== Stored records ==

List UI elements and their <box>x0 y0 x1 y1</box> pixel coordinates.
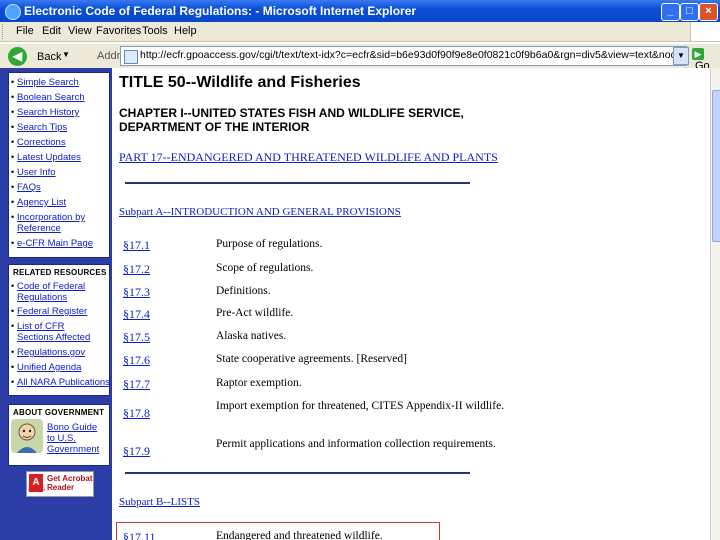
address-dropdown-button[interactable]: ▼ <box>673 47 689 65</box>
section-17-6-link[interactable]: §17.6 <box>123 353 150 368</box>
section-17-5-link[interactable]: §17.5 <box>123 330 150 345</box>
menu-help[interactable]: Help <box>174 25 197 37</box>
menu-file[interactable]: File <box>16 25 34 37</box>
bono-guide-link-line3[interactable]: Government <box>47 444 99 455</box>
section-17-7-link[interactable]: §17.7 <box>123 377 150 392</box>
get-acrobat-reader-button[interactable]: A Get Acrobat Reader Adobe <box>26 471 94 497</box>
subpart-a-link[interactable]: Subpart A--INTRODUCTION AND GENERAL PROV… <box>119 206 401 218</box>
page-icon <box>124 50 138 64</box>
bono-guide-image[interactable] <box>11 419 43 453</box>
section-description: Purpose of regulations. <box>216 238 323 250</box>
sidebar-link-list-of-cfr[interactable]: List of CFR <box>17 321 65 332</box>
toolbar-grip[interactable] <box>2 24 6 39</box>
divider <box>125 472 470 474</box>
minimize-button[interactable]: _ <box>661 3 680 21</box>
sidebar-link-incorporation-by[interactable]: Incorporation by <box>17 212 85 223</box>
menu-favorites[interactable]: Favorites <box>96 25 141 37</box>
nav-box: • Simple Search • Boolean Search • Search H… <box>8 72 110 258</box>
sidebar-link-all-nara-publications[interactable]: All NARA Publications <box>17 377 110 388</box>
menu-tools[interactable]: Tools <box>142 25 168 37</box>
section-17-9-link[interactable]: §17.9 <box>123 444 150 459</box>
go-arrow-icon: ▶ <box>692 48 704 60</box>
scrollbar-thumb[interactable] <box>712 90 720 242</box>
section-17-4-link[interactable]: §17.4 <box>123 307 150 322</box>
windows-logo-icon <box>690 22 720 41</box>
sidebar-link-search-tips[interactable]: Search Tips <box>17 122 67 133</box>
section-description: Raptor exemption. <box>216 377 302 389</box>
section-17-8-link[interactable]: §17.8 <box>123 406 150 421</box>
bono-guide-link-line2[interactable]: to U.S. <box>47 433 76 444</box>
section-17-3-link[interactable]: §17.3 <box>123 285 150 300</box>
section-17-2-link[interactable]: §17.2 <box>123 262 150 277</box>
section-description: Definitions. <box>216 285 271 297</box>
acrobat-reader-label: Get Acrobat Reader <box>47 474 93 492</box>
sidebar-link-search-history[interactable]: Search History <box>17 107 79 118</box>
sidebar-link-code-of-federal[interactable]: Code of Federal <box>17 281 85 292</box>
sidebar-link-faqs[interactable]: FAQs <box>17 182 41 193</box>
internet-explorer-icon <box>5 4 21 20</box>
back-label: Back <box>37 51 62 63</box>
sidebar-link-latest-updates[interactable]: Latest Updates <box>17 152 81 163</box>
chevron-down-icon[interactable]: ▼ <box>62 50 70 59</box>
close-button[interactable]: × <box>699 3 718 21</box>
title-bar: Electronic Code of Federal Regulations: … <box>0 0 720 22</box>
address-url: http://ecfr.gpoaccess.gov/cgi/t/text/tex… <box>140 49 686 61</box>
sidebar-link-regulations-gov[interactable]: Regulations.gov <box>17 347 85 358</box>
sidebar-link-regulations[interactable]: Regulations <box>17 292 67 303</box>
divider <box>125 182 470 184</box>
back-arrow-icon: ◀ <box>8 47 27 66</box>
back-button[interactable]: ◀ Back ▼ <box>8 47 70 67</box>
page-title: TITLE 50--Wildlife and Fisheries <box>119 74 361 91</box>
menu-edit[interactable]: Edit <box>42 25 61 37</box>
sidebar-link-boolean-search[interactable]: Boolean Search <box>17 92 85 103</box>
about-government-heading: ABOUT GOVERNMENT <box>13 408 105 417</box>
sidebar-link-reference[interactable]: Reference <box>17 223 61 234</box>
sidebar-link-sections-affected[interactable]: Sections Affected <box>17 332 90 343</box>
section-description: Pre-Act wildlife. <box>216 307 294 319</box>
bono-guide-link[interactable]: Bono Guide <box>47 422 97 433</box>
window-title: Electronic Code of Federal Regulations: … <box>24 4 417 18</box>
section-description: Scope of regulations. <box>216 262 314 274</box>
sidebar-link-federal-register[interactable]: Federal Register <box>17 306 87 317</box>
sidebar-link-simple-search[interactable]: Simple Search <box>17 77 79 88</box>
chapter-heading: CHAPTER I--UNITED STATES FISH AND WILDLI… <box>119 106 464 134</box>
sidebar-link-agency-list[interactable]: Agency List <box>17 197 66 208</box>
vertical-scrollbar[interactable] <box>710 68 720 540</box>
related-resources-heading: RELATED RESOURCES <box>13 268 107 277</box>
address-input[interactable]: http://ecfr.gpoaccess.gov/cgi/t/text/tex… <box>120 46 687 66</box>
section-description: State cooperative agreements. [Reserved] <box>216 353 407 365</box>
sidebar-link-corrections[interactable]: Corrections <box>17 137 66 148</box>
subpart-b-link[interactable]: Subpart B--LISTS <box>119 496 200 508</box>
maximize-button[interactable]: □ <box>680 3 699 21</box>
part-17-link[interactable]: PART 17--ENDANGERED AND THREATENED WILDL… <box>119 150 498 165</box>
main-content: TITLE 50--Wildlife and Fisheries CHAPTER… <box>112 68 710 540</box>
sidebar-link-unified-agenda[interactable]: Unified Agenda <box>17 362 81 373</box>
section-17-1-link[interactable]: §17.1 <box>123 238 150 253</box>
sidebar-link-user-info[interactable]: User Info <box>17 167 56 178</box>
section-17-11-link[interactable]: §17.11 <box>123 530 156 540</box>
section-description: Endangered and threatened wildlife. <box>216 530 383 540</box>
section-description: Import exemption for threatened, CITES A… <box>216 400 505 412</box>
about-government-box: ABOUT GOVERNMENT Bono Guide to U.S. Gove… <box>8 404 110 466</box>
menu-view[interactable]: View <box>68 25 92 37</box>
menu-bar: File Edit View Favorites Tools Help <box>0 22 720 42</box>
related-resources-box: RELATED RESOURCES • Code of Federal Regul… <box>8 264 110 396</box>
section-description: Permit applications and information coll… <box>216 438 496 450</box>
sidebar-link-ecfr-main-page[interactable]: e-CFR Main Page <box>17 238 93 249</box>
section-description: Alaska natives. <box>216 330 287 342</box>
sidebar: • Simple Search • Boolean Search • Search H… <box>0 68 112 540</box>
address-bar: ◀ Back ▼ Address http://ecfr.gpoaccess.g… <box>0 44 720 72</box>
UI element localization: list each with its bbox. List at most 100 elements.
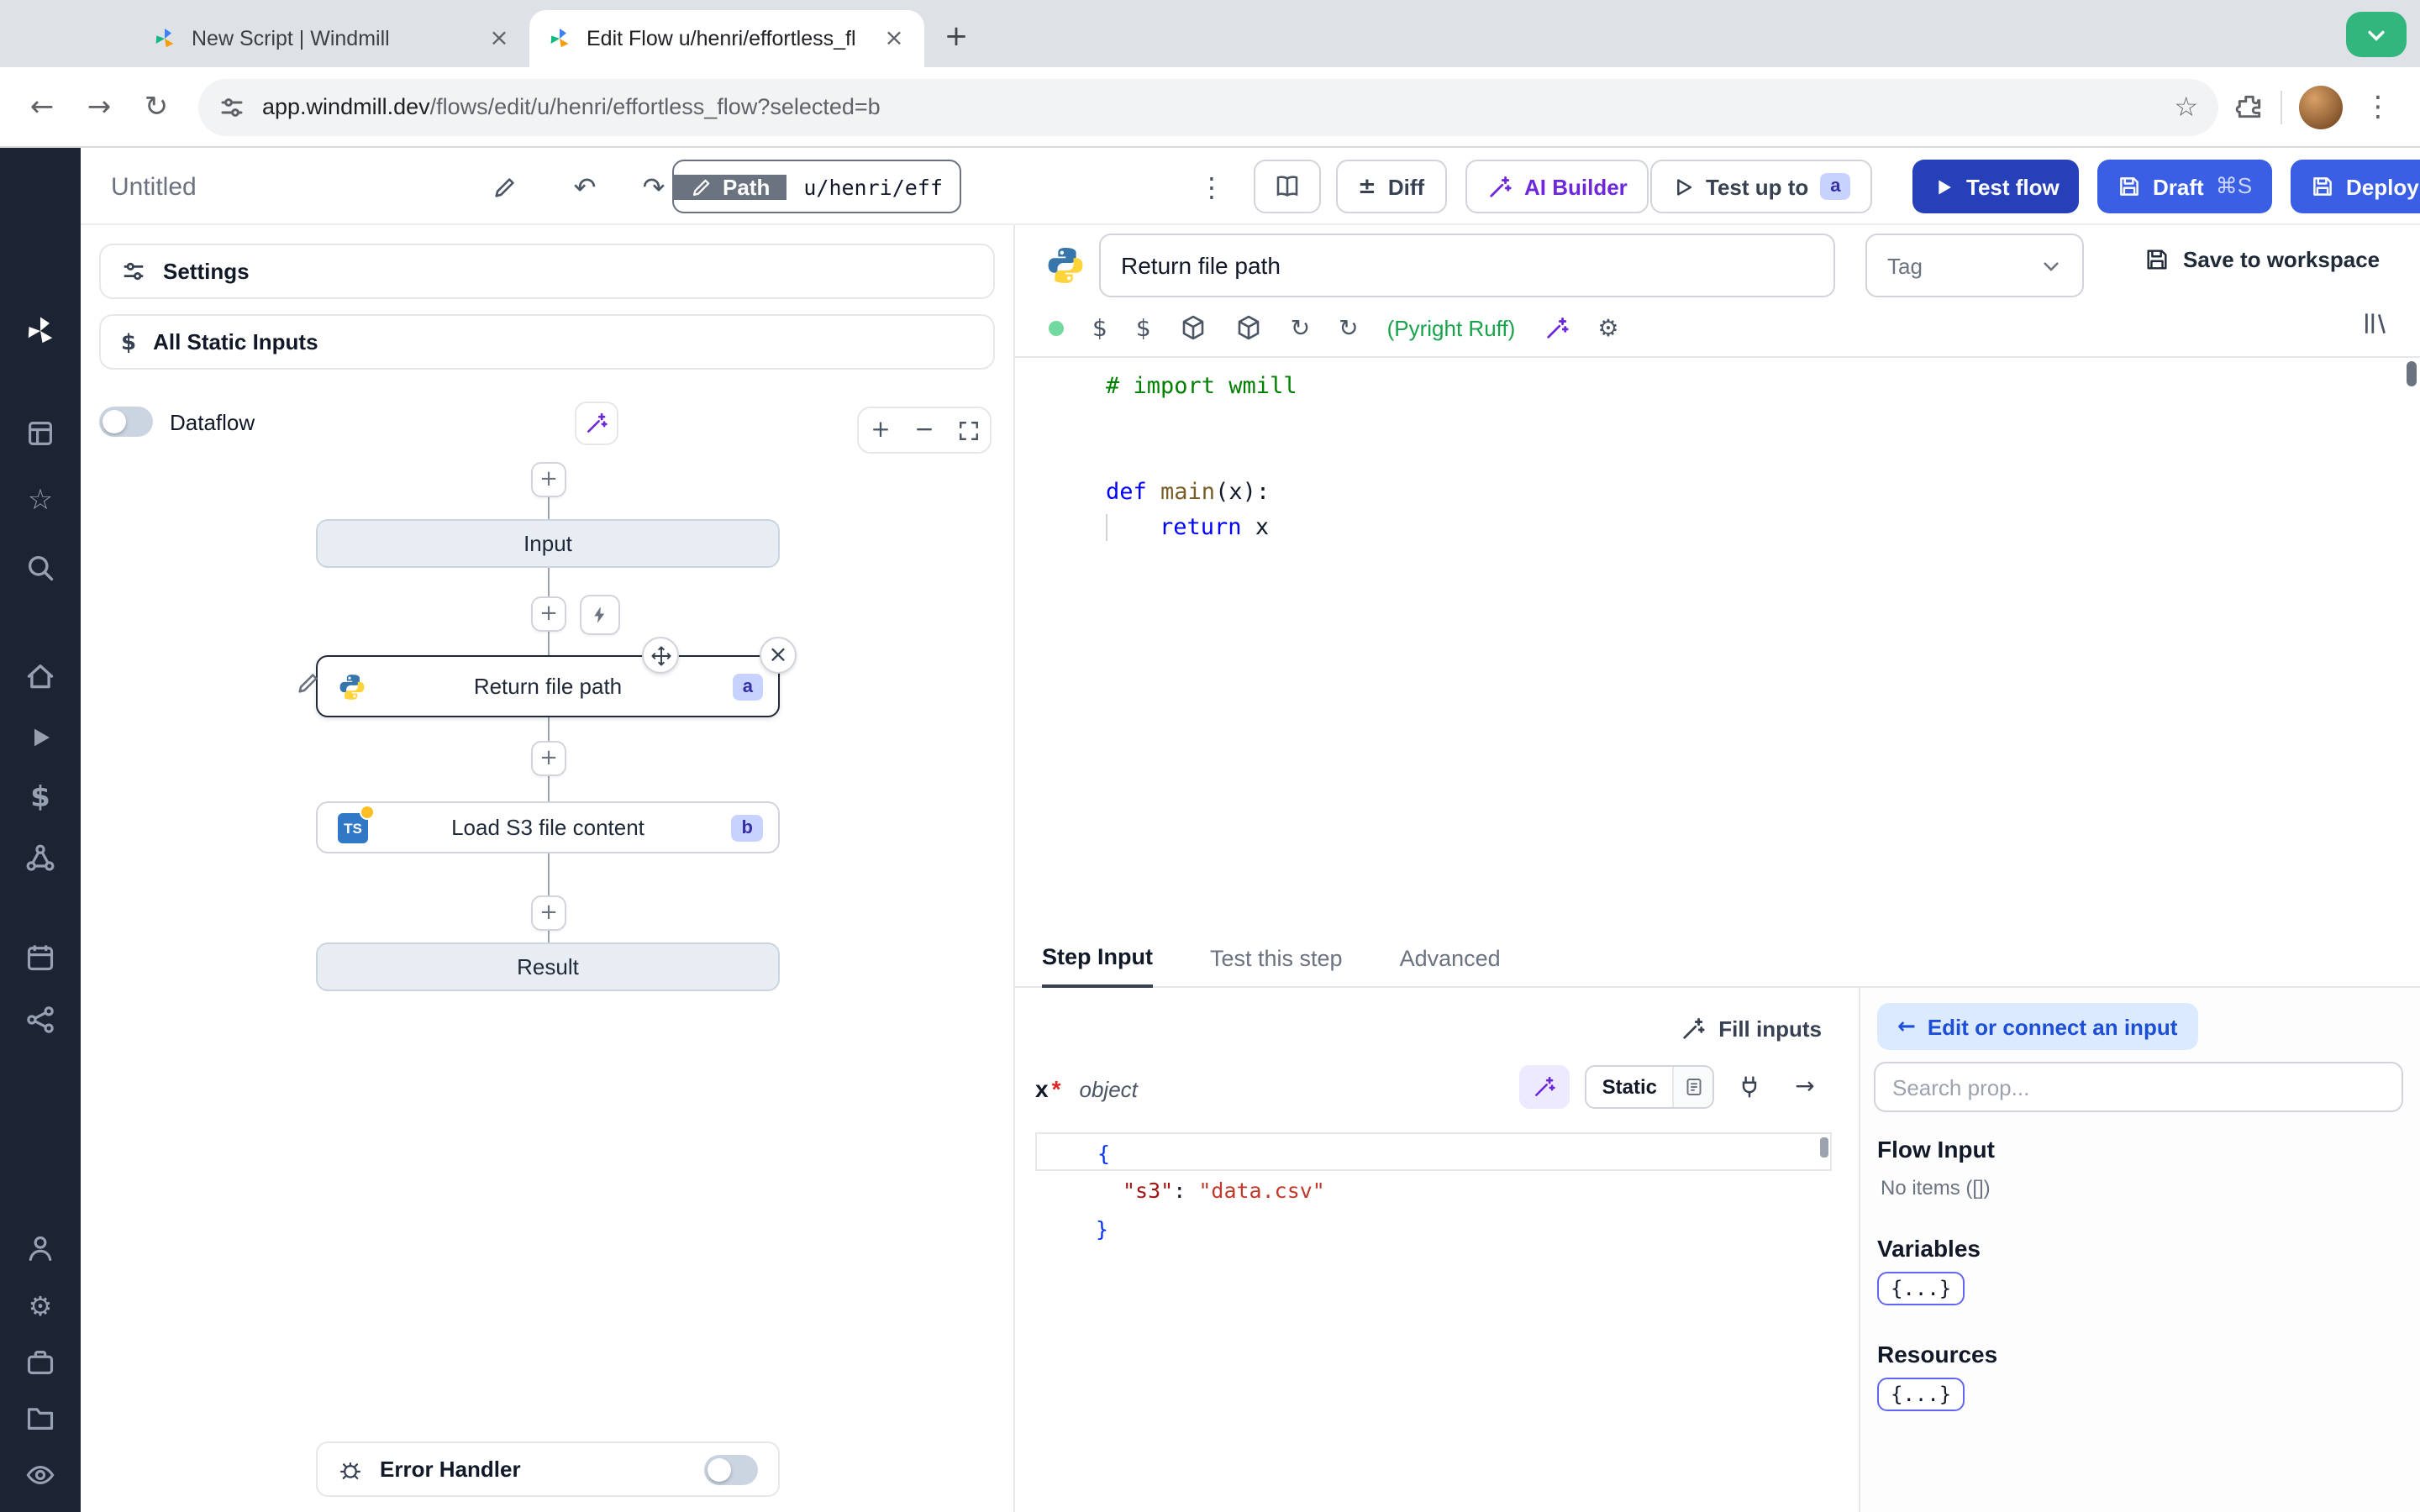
move-step-handle[interactable] [642, 637, 679, 674]
forward-button[interactable] [74, 81, 124, 132]
user-person-icon[interactable] [22, 1230, 59, 1267]
editor-scrollbar[interactable] [2407, 361, 2417, 386]
error-handler-row[interactable]: Error Handler [316, 1441, 780, 1497]
back-button[interactable] [17, 81, 67, 132]
tab-close-icon[interactable] [486, 25, 513, 52]
result-node[interactable]: Result [316, 942, 780, 991]
ai-fill-wand-button[interactable] [1519, 1065, 1570, 1109]
step-a-node[interactable]: Return file path a [316, 655, 780, 717]
edit-or-connect-button[interactable]: Edit or connect an input [1877, 1003, 2198, 1050]
test-flow-button[interactable]: Test flow [1912, 160, 2080, 213]
variables-braces-button[interactable]: {...} [1877, 1272, 1965, 1305]
library-icon[interactable] [2361, 309, 2390, 338]
code-editor[interactable]: # import wmill def main(x): return x [1015, 356, 2420, 934]
trigger-lightning-button[interactable] [580, 595, 620, 635]
plus-minus-icon [1358, 173, 1376, 200]
ai-flow-wand-button[interactable] [575, 402, 618, 445]
step-b-node[interactable]: Load S3 file content b [316, 801, 780, 853]
reload-icon[interactable] [1291, 313, 1310, 342]
runs-table-icon[interactable] [22, 415, 59, 452]
settings-gear-icon[interactable] [22, 1287, 59, 1324]
omnibox[interactable]: app.windmill.dev/flows/edit/u/henri/effo… [198, 78, 2218, 135]
browser-tab-1[interactable]: New Script | Windmill [134, 10, 529, 67]
browser-menu-icon[interactable] [2360, 81, 2396, 132]
windmill-logo[interactable] [22, 312, 59, 349]
package-cube-icon[interactable] [1235, 314, 1262, 341]
variables-icon[interactable] [22, 780, 59, 816]
resource-picker-icon[interactable] [1136, 313, 1151, 342]
editor-settings-gear-icon[interactable] [1597, 313, 1618, 342]
favorites-star-icon[interactable] [22, 482, 59, 519]
dataflow-toggle[interactable] [99, 407, 153, 437]
tab-close-icon[interactable] [881, 25, 908, 52]
extensions-puzzle-icon[interactable] [2235, 92, 2264, 121]
package-cube-icon[interactable] [1180, 314, 1207, 341]
json-scrollbar[interactable] [1820, 1137, 1828, 1158]
tab-step-input[interactable]: Step Input [1042, 944, 1153, 988]
tab-test-this-step[interactable]: Test this step [1210, 946, 1343, 986]
site-settings-icon[interactable] [218, 93, 245, 120]
add-step-top-button[interactable] [531, 462, 566, 497]
fill-inputs-button[interactable]: Fill inputs [1680, 1003, 1822, 1053]
flows-share-icon[interactable] [22, 1001, 59, 1038]
path-value[interactable]: u/henri/eff [786, 174, 960, 199]
browser-profile-chevron-button[interactable] [2346, 12, 2407, 57]
tag-select[interactable]: Tag [1865, 234, 2084, 297]
plug-connect-icon[interactable] [1729, 1067, 1770, 1107]
zoom-in-button[interactable] [859, 408, 902, 452]
reload-button[interactable] [131, 81, 182, 132]
test-up-to-button[interactable]: Test up to a [1650, 160, 1873, 213]
profile-avatar[interactable] [2299, 85, 2343, 129]
variable-picker-icon[interactable] [1092, 313, 1107, 342]
flow-title[interactable]: Untitled [111, 160, 197, 213]
folders-icon[interactable] [22, 1399, 59, 1436]
lint-status[interactable]: (Pyright Ruff) [1387, 315, 1516, 340]
resources-braces-button[interactable]: {...} [1877, 1378, 1965, 1411]
undo-button[interactable] [560, 160, 610, 213]
docs-book-button[interactable] [1254, 160, 1321, 213]
tab-advanced[interactable]: Advanced [1400, 946, 1501, 986]
bookmark-star-icon[interactable] [2174, 90, 2198, 123]
zoom-out-button[interactable] [902, 408, 946, 452]
draft-button[interactable]: Draft ⌘S [2097, 160, 2273, 213]
save-to-workspace-button[interactable]: Save to workspace [2144, 247, 2380, 272]
resources-hub-icon[interactable] [22, 840, 59, 877]
workers-toolbox-icon[interactable] [22, 1344, 59, 1381]
reload-icon[interactable] [1339, 313, 1358, 342]
browser-tab-2[interactable]: Edit Flow u/henri/effortless_fl [529, 10, 924, 67]
redo-button[interactable] [629, 160, 679, 213]
path-segment[interactable]: Path [674, 174, 787, 199]
deploy-button[interactable]: Deploy [2291, 160, 2420, 213]
path-control[interactable]: Path u/henri/eff [672, 160, 961, 213]
plug-icon [1742, 1076, 1757, 1098]
runs-play-icon[interactable] [22, 719, 59, 756]
fit-view-button[interactable] [946, 408, 990, 452]
search-prop-input[interactable] [1874, 1062, 2403, 1112]
url-text: app.windmill.dev/flows/edit/u/henri/effo… [262, 94, 2157, 119]
delete-step-button[interactable] [760, 637, 797, 674]
add-step-button[interactable] [531, 895, 566, 931]
input-node[interactable]: Input [316, 519, 780, 568]
flow-settings-row[interactable]: Settings [99, 244, 995, 299]
audit-eye-icon[interactable] [22, 1457, 59, 1494]
ai-builder-button[interactable]: AI Builder [1465, 160, 1649, 213]
error-handler-toggle[interactable] [704, 1454, 758, 1484]
step-name-input[interactable] [1099, 234, 1835, 297]
edit-title-pencil-icon[interactable] [481, 160, 528, 213]
json-editor-toggle[interactable] [1672, 1067, 1712, 1107]
new-tab-button[interactable] [934, 15, 978, 59]
static-label[interactable]: Static [1587, 1067, 1672, 1107]
diff-button[interactable]: Diff [1336, 160, 1447, 213]
all-static-inputs-row[interactable]: All Static Inputs [99, 314, 995, 370]
schedules-calendar-icon[interactable] [22, 939, 59, 976]
edit-step-pencil-icon[interactable] [296, 670, 321, 696]
add-step-button[interactable] [531, 741, 566, 776]
add-step-button[interactable] [531, 596, 566, 632]
more-options-kebab-icon[interactable] [1190, 160, 1234, 213]
arrow-right-icon[interactable] [1785, 1067, 1825, 1107]
ai-wand-icon[interactable] [1544, 315, 1569, 340]
static-mode-control[interactable]: Static [1585, 1065, 1714, 1109]
json-input-editor[interactable]: { "s3": "data.csv" } [1035, 1132, 1832, 1257]
search-icon[interactable] [22, 549, 59, 586]
home-icon[interactable] [22, 657, 59, 694]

===

Output the lines from the one containing "move-step-handle[interactable] [642, 637, 679, 674]" up to and including the one containing "settings-gear-icon[interactable] [22, 1287, 59, 1324]" as a Markdown table with two columns, Row and Line. Number each row and leave out any blank lines.

| Row | Line |
|---|---|
| 1 | move-step-handle[interactable] [642, 637, 679, 674] |
| 2 | forward-button[interactable] [74, 81, 124, 132] |
| 3 | user-person-icon[interactable] [22, 1230, 59, 1267] |
| 4 | editor-scrollbar[interactable] [2407, 361, 2417, 386] |
| 5 | error-handler-row[interactable]: Error Handler [316, 1441, 780, 1497] |
| 6 | back-button[interactable] [17, 81, 67, 132] |
| 7 | tab-close-icon[interactable] [486, 25, 513, 52] |
| 8 | result-node[interactable]: Result [316, 942, 780, 991] |
| 9 | ai-fill-wand-button[interactable] [1519, 1065, 1570, 1109] |
| 10 | step-a-node[interactable]: Return file path a [316, 655, 780, 717] |
| 11 | edit-or-connect-button[interactable]: Edit or connect an input [1877, 1003, 2198, 1050] |
| 12 | test-flow-button[interactable]: Test flow [1912, 160, 2080, 213] |
| 13 | variables-braces-button[interactable]: {...} [1877, 1272, 1965, 1305] |
| 14 | library-icon[interactable] [2361, 309, 2390, 338] |
| 15 | code-editor[interactable]: # import wmill def main(x): return x [1015, 356, 2420, 934] |
| 16 | trigger-lightning-button[interactable] [580, 595, 620, 635] |
| 17 | plus-minus-icon [1358, 173, 1376, 200] |
| 18 | ai-flow-wand-button[interactable] [575, 402, 618, 445] |
| 19 | step-b-node[interactable]: Load S3 file content b [316, 801, 780, 853] |
| 20 | reload-icon[interactable] [1291, 313, 1310, 342] |
| 21 | runs-table-icon[interactable] [22, 415, 59, 452] |
| 22 | settings-gear-icon[interactable] [22, 1287, 59, 1324] |